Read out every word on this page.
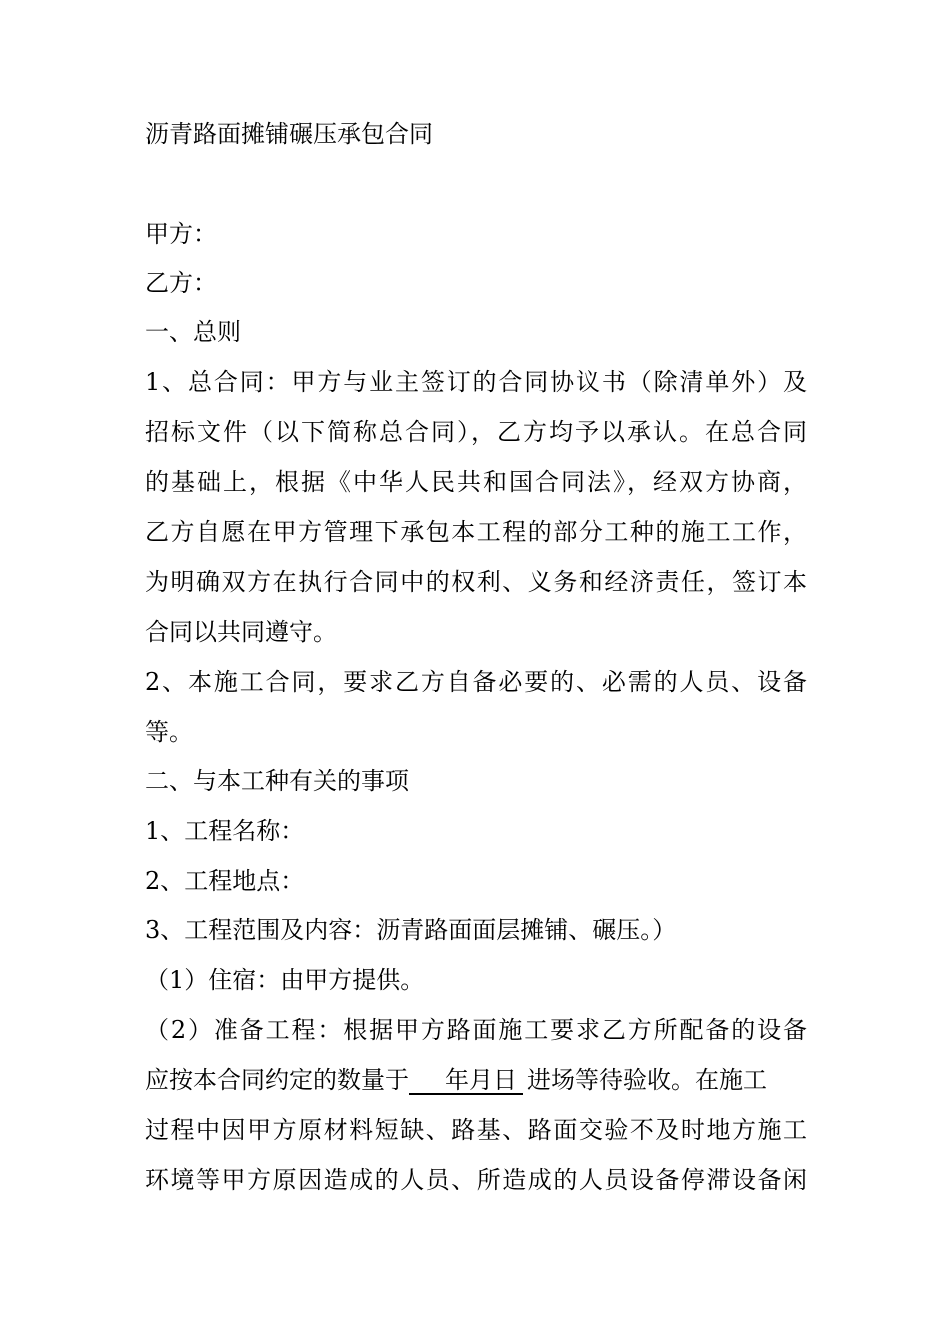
沥青路面摊铺碾压承包合同
甲方：
乙方：
一、总则
1、总合同：甲方与业主签订的合同协议书（除清单外）及
招标文件（以下简称总合同），乙方均予以承认。在总合同
的基础上，根据《中华人民共和国合同法》，经双方协商，
乙方自愿在甲方管理下承包本工程的部分工种的施工工作，
为明确双方在执行合同中的权利、义务和经济责任，签订本
合同以共同遵守。
2、本施工合同，要求乙方自备必要的、必需的人员、设备
等。
二、与本工种有关的事项
1、工程名称：
2、工程地点：
3、工程范围及内容：沥青路面面层摊铺、碾压。）
（1）住宿：由甲方提供。
（2）准备工程：根据甲方路面施工要求乙方所配备的设备
应按本合同约定的数量于 年月日 进场等待验收。在施工
过程中因甲方原材料短缺、路基、路面交验不及时地方施工
环境等甲方原因造成的人员、所造成的人员设备停滞设备闲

■ **STATED EXERCISE**: Every entry above is to be set down exactly; the pictures are to be left out.

■ **SOLUTION FOR THIS PROBLEM**:
Read out every word on this page.
沥青路面摊铺碾压承包合同
甲方：
乙方：
一、总则
1、总合同：甲方与业主签订的合同协议书（除清单外）及
招标文件（以下简称总合同），乙方均予以承认。在总合同
的基础上，根据《中华人民共和国合同法》，经双方协商，
乙方自愿在甲方管理下承包本工程的部分工种的施工工作，
为明确双方在执行合同中的权利、义务和经济责任，签订本
合同以共同遵守。
2、本施工合同，要求乙方自备必要的、必需的人员、设备
等。
二、与本工种有关的事项
1、工程名称：
2、工程地点：
3、工程范围及内容：沥青路面面层摊铺、碾压。）
（1）住宿：由甲方提供。
（2）准备工程：根据甲方路面施工要求乙方所配备的设备
应按本合同约定的数量于 年月日 进场等待验收。在施工
过程中因甲方原材料短缺、路基、路面交验不及时地方施工
环境等甲方原因造成的人员、所造成的人员设备停滞设备闲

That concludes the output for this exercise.